*Exercise goal*. Pictures stay out of your copy, but everything else in the records below must be repeated exactly.

[Recorded data]
□ □ □ □ □
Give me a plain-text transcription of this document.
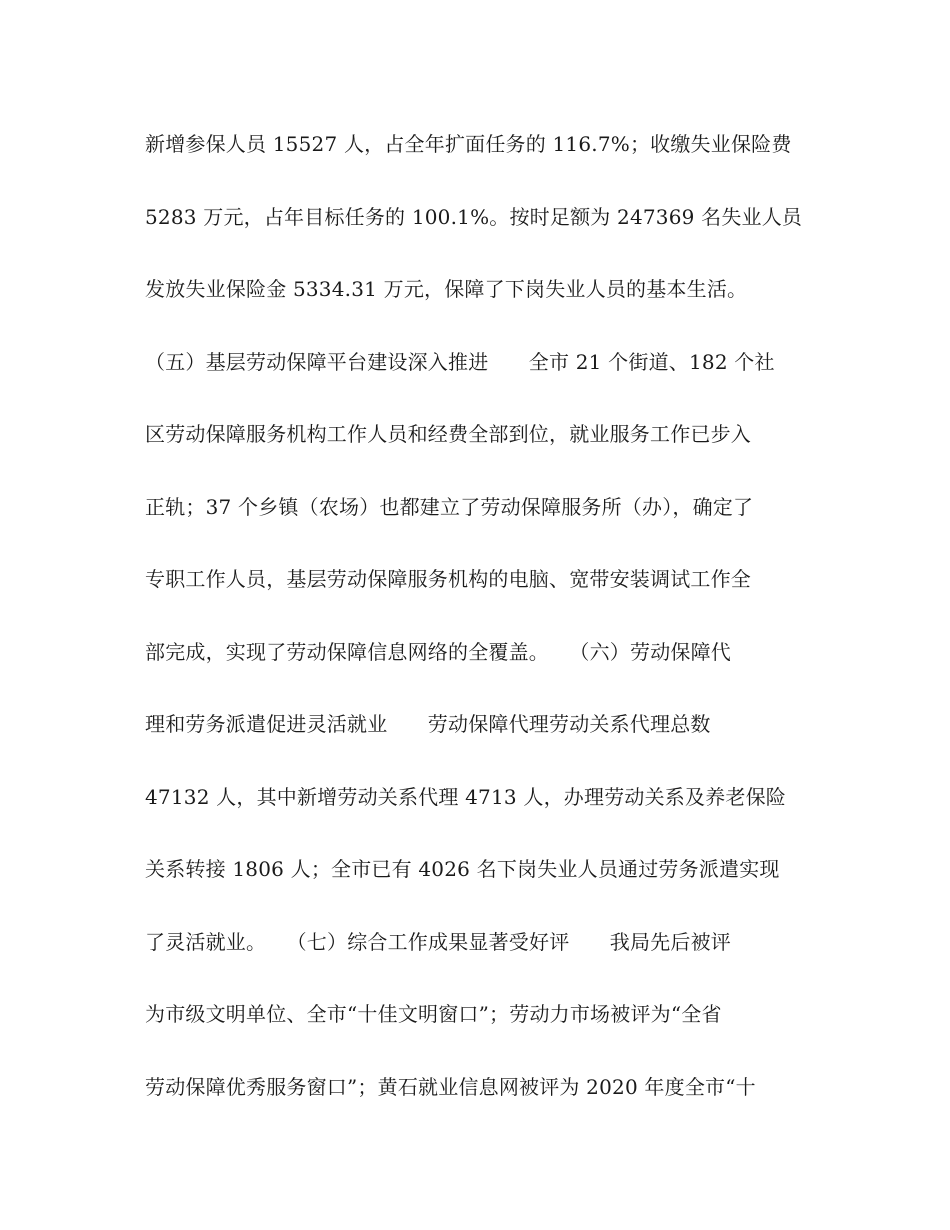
新增参保人员 15527 人，占全年扩面任务的 116.7%；收缴失业保险费
5283 万元，占年目标任务的 100.1%。按时足额为 247369 名失业人员
发放失业保险金 5334.31 万元，保障了下岗失业人员的基本生活。
（五）基层劳动保障平台建设深入推进　　全市 21 个街道、182 个社
区劳动保障服务机构工作人员和经费全部到位，就业服务工作已步入
正轨；37 个乡镇（农场）也都建立了劳动保障服务所（办），确定了
专职工作人员，基层劳动保障服务机构的电脑、宽带安装调试工作全
部完成，实现了劳动保障信息网络的全覆盖。　　（六）劳动保障代
理和劳务派遣促进灵活就业　　劳动保障代理劳动关系代理总数
47132 人，其中新增劳动关系代理 4713 人，办理劳动关系及养老保险
关系转接 1806 人；全市已有 4026 名下岗失业人员通过劳务派遣实现
了灵活就业。　　（七）综合工作成果显著受好评　　我局先后被评
为市级文明单位、全市“十佳文明窗口”；劳动力市场被评为“全省
劳动保障优秀服务窗口”；黄石就业信息网被评为 2020 年度全市“十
□ □ □ □ □
*Result*.
Give me a plain-text transcription of this document.
新增参保人员 15527 人，占全年扩面任务的 116.7%；收缴失业保险费
5283 万元，占年目标任务的 100.1%。按时足额为 247369 名失业人员
发放失业保险金 5334.31 万元，保障了下岗失业人员的基本生活。
（五）基层劳动保障平台建设深入推进　　全市 21 个街道、182 个社
区劳动保障服务机构工作人员和经费全部到位，就业服务工作已步入
正轨；37 个乡镇（农场）也都建立了劳动保障服务所（办），确定了
专职工作人员，基层劳动保障服务机构的电脑、宽带安装调试工作全
部完成，实现了劳动保障信息网络的全覆盖。　　（六）劳动保障代
理和劳务派遣促进灵活就业　　劳动保障代理劳动关系代理总数
47132 人，其中新增劳动关系代理 4713 人，办理劳动关系及养老保险
关系转接 1806 人；全市已有 4026 名下岗失业人员通过劳务派遣实现
了灵活就业。　　（七）综合工作成果显著受好评　　我局先后被评
为市级文明单位、全市“十佳文明窗口”；劳动力市场被评为“全省
劳动保障优秀服务窗口”；黄石就业信息网被评为 2020 年度全市“十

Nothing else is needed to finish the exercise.